### Your objective:
Using the records below, locate all lines containing "average" and return them.

### The input:

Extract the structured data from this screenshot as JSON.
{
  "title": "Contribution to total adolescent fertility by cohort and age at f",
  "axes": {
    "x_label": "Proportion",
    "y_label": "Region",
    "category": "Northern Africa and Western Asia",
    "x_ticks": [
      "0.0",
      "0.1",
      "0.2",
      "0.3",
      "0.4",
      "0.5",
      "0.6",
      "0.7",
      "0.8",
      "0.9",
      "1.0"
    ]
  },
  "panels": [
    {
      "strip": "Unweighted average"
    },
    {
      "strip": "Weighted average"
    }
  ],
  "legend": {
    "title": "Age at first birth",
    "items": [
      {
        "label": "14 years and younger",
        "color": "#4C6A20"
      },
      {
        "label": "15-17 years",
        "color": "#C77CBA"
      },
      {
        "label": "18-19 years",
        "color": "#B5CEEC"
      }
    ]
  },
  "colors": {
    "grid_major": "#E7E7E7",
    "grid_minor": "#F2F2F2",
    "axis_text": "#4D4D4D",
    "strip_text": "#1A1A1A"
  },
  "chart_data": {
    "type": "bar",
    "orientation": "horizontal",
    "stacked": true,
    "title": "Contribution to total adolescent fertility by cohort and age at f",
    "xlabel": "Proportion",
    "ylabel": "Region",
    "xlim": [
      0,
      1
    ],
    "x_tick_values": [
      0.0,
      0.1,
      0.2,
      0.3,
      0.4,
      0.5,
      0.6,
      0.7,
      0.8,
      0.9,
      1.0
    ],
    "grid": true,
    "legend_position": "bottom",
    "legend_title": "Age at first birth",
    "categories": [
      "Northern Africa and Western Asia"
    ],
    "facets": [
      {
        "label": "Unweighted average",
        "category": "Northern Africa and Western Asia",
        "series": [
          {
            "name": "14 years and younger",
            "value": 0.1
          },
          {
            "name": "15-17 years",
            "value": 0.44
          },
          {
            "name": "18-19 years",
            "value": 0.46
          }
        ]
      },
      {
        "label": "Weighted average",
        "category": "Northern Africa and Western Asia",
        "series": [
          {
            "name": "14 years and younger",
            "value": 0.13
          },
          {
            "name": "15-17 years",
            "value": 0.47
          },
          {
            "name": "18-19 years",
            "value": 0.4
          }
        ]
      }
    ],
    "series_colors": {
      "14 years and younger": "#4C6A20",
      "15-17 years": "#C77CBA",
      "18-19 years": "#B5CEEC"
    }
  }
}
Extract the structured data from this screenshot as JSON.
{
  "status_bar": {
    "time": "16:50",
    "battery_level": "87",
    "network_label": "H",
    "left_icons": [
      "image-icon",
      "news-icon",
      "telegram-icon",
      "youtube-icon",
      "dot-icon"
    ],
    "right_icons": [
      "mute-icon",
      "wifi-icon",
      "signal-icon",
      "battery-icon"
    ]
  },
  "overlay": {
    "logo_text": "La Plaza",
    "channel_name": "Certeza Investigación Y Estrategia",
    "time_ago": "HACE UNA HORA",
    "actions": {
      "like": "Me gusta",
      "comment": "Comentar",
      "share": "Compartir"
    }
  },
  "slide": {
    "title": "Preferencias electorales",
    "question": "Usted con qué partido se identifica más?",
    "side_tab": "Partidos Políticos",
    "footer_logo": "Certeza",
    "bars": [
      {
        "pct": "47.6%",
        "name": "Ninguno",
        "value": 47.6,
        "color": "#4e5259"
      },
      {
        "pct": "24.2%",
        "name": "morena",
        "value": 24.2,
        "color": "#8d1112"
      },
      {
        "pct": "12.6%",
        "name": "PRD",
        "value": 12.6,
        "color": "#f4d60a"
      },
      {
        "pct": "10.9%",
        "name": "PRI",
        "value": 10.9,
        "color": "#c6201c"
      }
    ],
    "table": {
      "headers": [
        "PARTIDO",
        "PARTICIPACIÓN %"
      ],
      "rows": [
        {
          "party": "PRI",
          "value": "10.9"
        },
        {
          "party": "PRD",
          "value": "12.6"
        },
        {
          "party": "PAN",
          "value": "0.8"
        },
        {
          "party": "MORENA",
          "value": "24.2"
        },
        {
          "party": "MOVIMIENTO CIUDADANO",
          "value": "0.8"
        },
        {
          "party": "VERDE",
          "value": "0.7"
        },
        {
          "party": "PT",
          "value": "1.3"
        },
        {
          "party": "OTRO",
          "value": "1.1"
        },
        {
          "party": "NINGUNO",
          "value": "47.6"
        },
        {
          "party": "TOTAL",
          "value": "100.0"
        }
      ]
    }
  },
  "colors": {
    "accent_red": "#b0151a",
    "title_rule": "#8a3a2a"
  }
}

### In response:
      "strip": "Unweighted average"
      "strip": "Weighted average"
        "label": "Unweighted average",
        "label": "Weighted average",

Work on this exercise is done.